= PROVIDED MATERIAL =
- - - -

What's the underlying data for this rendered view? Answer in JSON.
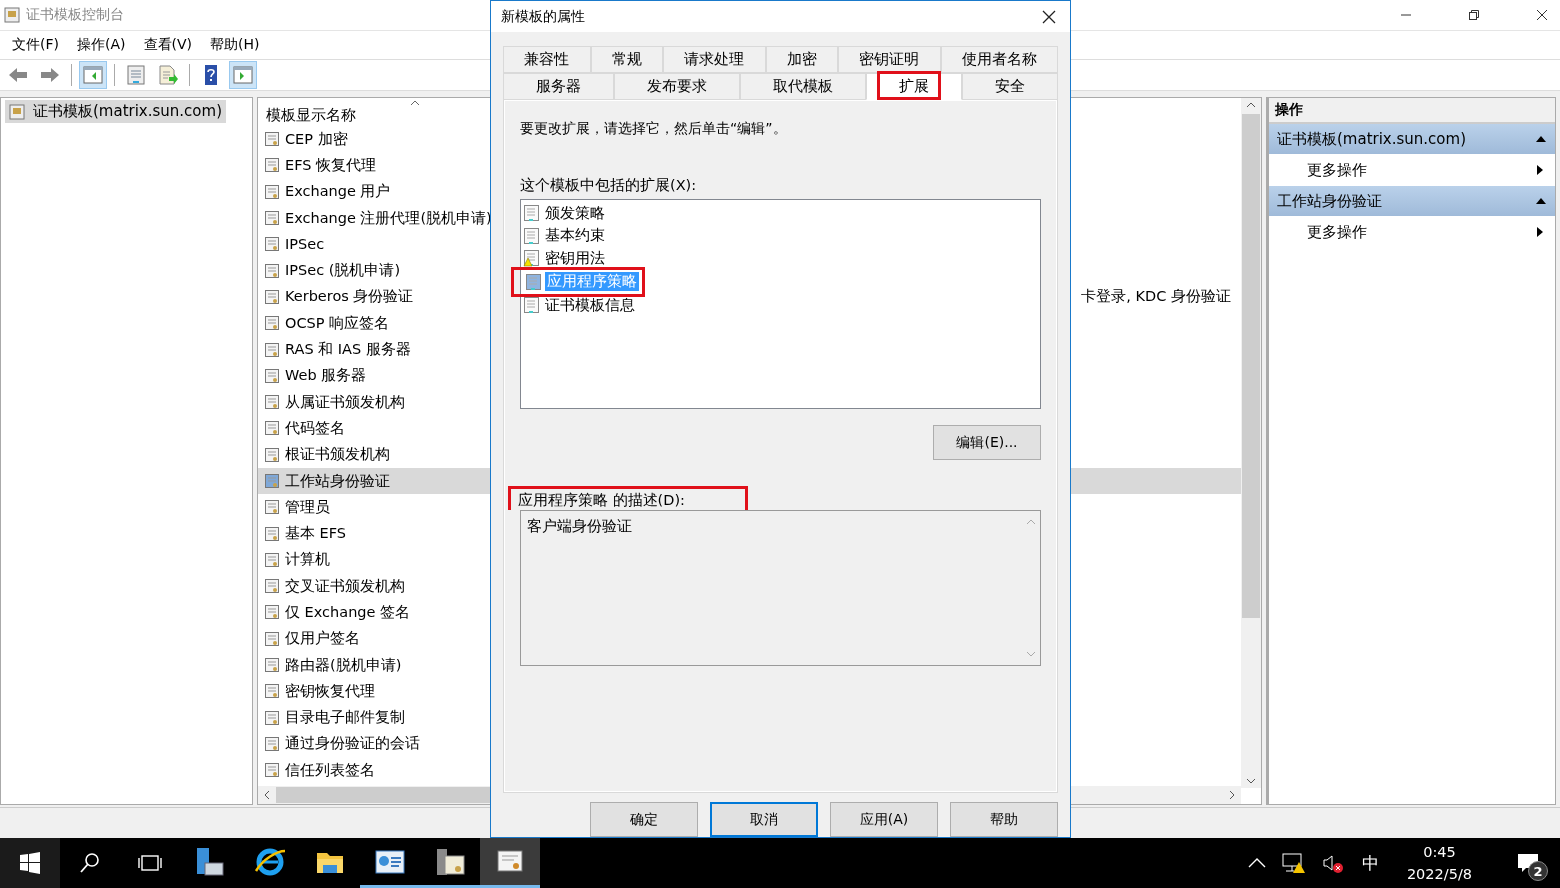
{
  "main_window": {
    "title": "证书模板控制台",
    "menu": [
      "文件(F)",
      "操作(A)",
      "查看(V)",
      "帮助(H)"
    ],
    "toolbar": [
      {
        "kind": "back",
        "pressed": false
      },
      {
        "kind": "forward",
        "pressed": false
      },
      {
        "kind": "tree",
        "pressed": true
      },
      {
        "kind": "properties",
        "pressed": false
      },
      {
        "kind": "export",
        "pressed": false
      },
      {
        "kind": "help",
        "pressed": false
      },
      {
        "kind": "pane",
        "pressed": true
      }
    ],
    "tree": [
      {
        "label": "证书模板(matrix.sun.com)",
        "selected": true
      }
    ],
    "table": {
      "columns": [
        "模板显示名称"
      ],
      "rows": [
        {
          "name": "CEP 加密",
          "selected": false
        },
        {
          "name": "EFS 恢复代理",
          "selected": false
        },
        {
          "name": "Exchange 用户",
          "selected": false
        },
        {
          "name": "Exchange 注册代理(脱机申请)",
          "selected": false
        },
        {
          "name": "IPSec",
          "selected": false
        },
        {
          "name": "IPSec (脱机申请)",
          "selected": false
        },
        {
          "name": "Kerberos 身份验证",
          "selected": false,
          "column_2": "卡登录, KDC 身份验证"
        },
        {
          "name": "OCSP 响应签名",
          "selected": false
        },
        {
          "name": "RAS 和 IAS 服务器",
          "selected": false
        },
        {
          "name": "Web 服务器",
          "selected": false
        },
        {
          "name": "从属证书颁发机构",
          "selected": false
        },
        {
          "name": "代码签名",
          "selected": false
        },
        {
          "name": "根证书颁发机构",
          "selected": false
        },
        {
          "name": "工作站身份验证",
          "selected": true
        },
        {
          "name": "管理员",
          "selected": false
        },
        {
          "name": "基本 EFS",
          "selected": false
        },
        {
          "name": "计算机",
          "selected": false
        },
        {
          "name": "交叉证书颁发机构",
          "selected": false
        },
        {
          "name": "仅 Exchange 签名",
          "selected": false
        },
        {
          "name": "仅用户签名",
          "selected": false
        },
        {
          "name": "路由器(脱机申请)",
          "selected": false
        },
        {
          "name": "密钥恢复代理",
          "selected": false
        },
        {
          "name": "目录电子邮件复制",
          "selected": false
        },
        {
          "name": "通过身份验证的会话",
          "selected": false
        },
        {
          "name": "信任列表签名",
          "selected": false
        }
      ]
    },
    "actions": {
      "title": "操作",
      "groups": [
        {
          "title": "证书模板(matrix.sun.com)",
          "expanded": true,
          "items": [
            "更多操作"
          ]
        },
        {
          "title": "工作站身份验证",
          "expanded": true,
          "items": [
            "更多操作"
          ]
        }
      ]
    }
  },
  "dialog": {
    "title": "新模板的属性",
    "tab_rows": [
      [
        {
          "label": "兼容性",
          "selected": false,
          "annotated": false
        },
        {
          "label": "常规",
          "selected": false,
          "annotated": false
        },
        {
          "label": "请求处理",
          "selected": false,
          "annotated": false
        },
        {
          "label": "加密",
          "selected": false,
          "annotated": false
        },
        {
          "label": "密钥证明",
          "selected": false,
          "annotated": false
        },
        {
          "label": "使用者名称",
          "selected": false,
          "annotated": false
        }
      ],
      [
        {
          "label": "服务器",
          "selected": false,
          "annotated": false
        },
        {
          "label": "发布要求",
          "selected": false,
          "annotated": false
        },
        {
          "label": "取代模板",
          "selected": false,
          "annotated": false
        },
        {
          "label": "扩展",
          "selected": true,
          "annotated": true
        },
        {
          "label": "安全",
          "selected": false,
          "annotated": false
        }
      ]
    ],
    "instruction": "要更改扩展，请选择它，然后单击“编辑”。",
    "extensions_label": "这个模板中包括的扩展(X):",
    "extensions": [
      {
        "label": "颁发策略",
        "selected": false,
        "warning": false,
        "annotated": false
      },
      {
        "label": "基本约束",
        "selected": false,
        "warning": false,
        "annotated": false
      },
      {
        "label": "密钥用法",
        "selected": false,
        "warning": true,
        "annotated": false
      },
      {
        "label": "应用程序策略",
        "selected": true,
        "warning": false,
        "annotated": true
      },
      {
        "label": "证书模板信息",
        "selected": false,
        "warning": false,
        "annotated": false
      }
    ],
    "edit_button": "编辑(E)...",
    "description_label": "应用程序策略 的描述(D):",
    "description": "客户端身份验证",
    "description_annotated": true,
    "buttons": [
      {
        "label": "确定",
        "focused": false
      },
      {
        "label": "取消",
        "focused": true
      },
      {
        "label": "应用(A)",
        "focused": false
      },
      {
        "label": "帮助",
        "focused": false
      }
    ]
  },
  "taskbar": {
    "apps": [
      {
        "kind": "server",
        "running": false,
        "active": false
      },
      {
        "kind": "ie",
        "running": false,
        "active": false
      },
      {
        "kind": "folder",
        "running": false,
        "active": false
      },
      {
        "kind": "card",
        "running": true,
        "active": false
      },
      {
        "kind": "certsrv",
        "running": true,
        "active": false
      },
      {
        "kind": "cert",
        "running": true,
        "active": true
      }
    ],
    "ime": "中",
    "time": "0:45",
    "date": "2022/5/8",
    "notifications": "2"
  }
}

- - - -

= EXERCISE =
Gather up the lines that contain the word "脱机申请".

= SOLUTION TO THIS EXERCISE =
          "name": "Exchange 注册代理(脱机申请)",
          "name": "IPSec (脱机申请)",
          "name": "路由器(脱机申请)",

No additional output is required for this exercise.